PROBLEM DETAILS:
Which lines include the word "utgst"? Copy each of them.

····················

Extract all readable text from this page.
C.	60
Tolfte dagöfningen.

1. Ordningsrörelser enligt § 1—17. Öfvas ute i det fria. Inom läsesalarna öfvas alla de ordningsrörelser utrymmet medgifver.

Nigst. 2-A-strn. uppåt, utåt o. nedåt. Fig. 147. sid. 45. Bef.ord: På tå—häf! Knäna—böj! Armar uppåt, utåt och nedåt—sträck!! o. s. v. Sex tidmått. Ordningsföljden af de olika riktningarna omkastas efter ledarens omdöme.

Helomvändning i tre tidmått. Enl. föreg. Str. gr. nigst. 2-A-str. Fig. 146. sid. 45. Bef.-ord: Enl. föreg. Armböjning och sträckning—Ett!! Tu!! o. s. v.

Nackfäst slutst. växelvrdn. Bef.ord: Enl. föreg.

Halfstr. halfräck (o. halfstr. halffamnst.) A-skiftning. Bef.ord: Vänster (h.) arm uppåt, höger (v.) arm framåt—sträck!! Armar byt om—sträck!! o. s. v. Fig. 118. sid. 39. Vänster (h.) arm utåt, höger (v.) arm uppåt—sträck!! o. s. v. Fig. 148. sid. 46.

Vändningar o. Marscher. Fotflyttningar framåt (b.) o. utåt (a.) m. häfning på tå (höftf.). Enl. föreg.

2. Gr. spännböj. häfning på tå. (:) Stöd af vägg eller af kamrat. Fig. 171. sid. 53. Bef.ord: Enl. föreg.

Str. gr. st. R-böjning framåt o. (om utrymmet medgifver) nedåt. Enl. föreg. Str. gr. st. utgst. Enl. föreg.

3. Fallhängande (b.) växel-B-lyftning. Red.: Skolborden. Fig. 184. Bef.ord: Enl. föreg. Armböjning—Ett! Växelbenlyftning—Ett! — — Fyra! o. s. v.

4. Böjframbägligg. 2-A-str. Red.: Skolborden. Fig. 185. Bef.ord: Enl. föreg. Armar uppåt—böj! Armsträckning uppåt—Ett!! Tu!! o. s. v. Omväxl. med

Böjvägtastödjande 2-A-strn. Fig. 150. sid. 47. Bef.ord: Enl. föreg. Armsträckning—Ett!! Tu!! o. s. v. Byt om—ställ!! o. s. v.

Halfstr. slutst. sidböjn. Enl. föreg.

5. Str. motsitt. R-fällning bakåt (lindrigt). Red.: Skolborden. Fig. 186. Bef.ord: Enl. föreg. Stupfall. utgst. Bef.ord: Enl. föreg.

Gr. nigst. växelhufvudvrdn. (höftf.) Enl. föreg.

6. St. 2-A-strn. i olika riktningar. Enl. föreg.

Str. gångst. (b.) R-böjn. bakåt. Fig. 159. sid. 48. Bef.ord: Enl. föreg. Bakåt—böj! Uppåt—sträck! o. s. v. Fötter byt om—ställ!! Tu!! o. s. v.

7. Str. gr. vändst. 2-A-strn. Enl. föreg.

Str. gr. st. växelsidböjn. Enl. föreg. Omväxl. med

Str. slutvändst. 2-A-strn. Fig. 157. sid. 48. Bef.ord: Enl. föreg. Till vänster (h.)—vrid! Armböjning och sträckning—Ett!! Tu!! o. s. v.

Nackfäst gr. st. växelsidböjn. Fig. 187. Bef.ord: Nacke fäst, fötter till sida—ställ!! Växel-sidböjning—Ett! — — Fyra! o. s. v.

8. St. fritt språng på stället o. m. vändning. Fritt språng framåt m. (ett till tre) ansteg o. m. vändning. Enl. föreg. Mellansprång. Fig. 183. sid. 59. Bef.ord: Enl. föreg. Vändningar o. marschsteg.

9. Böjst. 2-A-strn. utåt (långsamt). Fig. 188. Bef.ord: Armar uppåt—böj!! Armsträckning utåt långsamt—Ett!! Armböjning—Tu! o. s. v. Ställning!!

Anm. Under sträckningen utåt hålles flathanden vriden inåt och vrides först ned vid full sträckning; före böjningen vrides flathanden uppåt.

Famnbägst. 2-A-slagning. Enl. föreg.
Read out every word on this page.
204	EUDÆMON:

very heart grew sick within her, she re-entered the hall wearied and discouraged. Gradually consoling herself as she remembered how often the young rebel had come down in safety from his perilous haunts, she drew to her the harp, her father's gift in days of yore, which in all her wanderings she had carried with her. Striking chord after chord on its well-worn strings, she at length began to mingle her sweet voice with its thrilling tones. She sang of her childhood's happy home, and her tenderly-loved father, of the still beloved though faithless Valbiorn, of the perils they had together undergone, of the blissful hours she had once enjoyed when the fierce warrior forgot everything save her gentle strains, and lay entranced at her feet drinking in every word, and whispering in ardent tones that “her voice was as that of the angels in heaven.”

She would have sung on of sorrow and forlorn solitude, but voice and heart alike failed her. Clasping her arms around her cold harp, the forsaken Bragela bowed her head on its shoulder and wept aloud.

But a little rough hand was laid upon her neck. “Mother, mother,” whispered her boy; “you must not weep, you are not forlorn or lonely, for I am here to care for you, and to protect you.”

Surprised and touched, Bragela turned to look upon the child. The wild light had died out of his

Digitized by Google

····················

SOLUTION TO THE EXERCISE:
Str. gr. st. R-böjning framåt o. (om utrymmet medgifver) nedåt. Enl. föreg. Str. gr. st. utgst. Enl. föreg.
5. Str. motsitt. R-fällning bakåt (lindrigt). Red.: Skolborden. Fig. 186. Bef.ord: Enl. föreg. Stupfall. utgst. Bef.ord: Enl. föreg.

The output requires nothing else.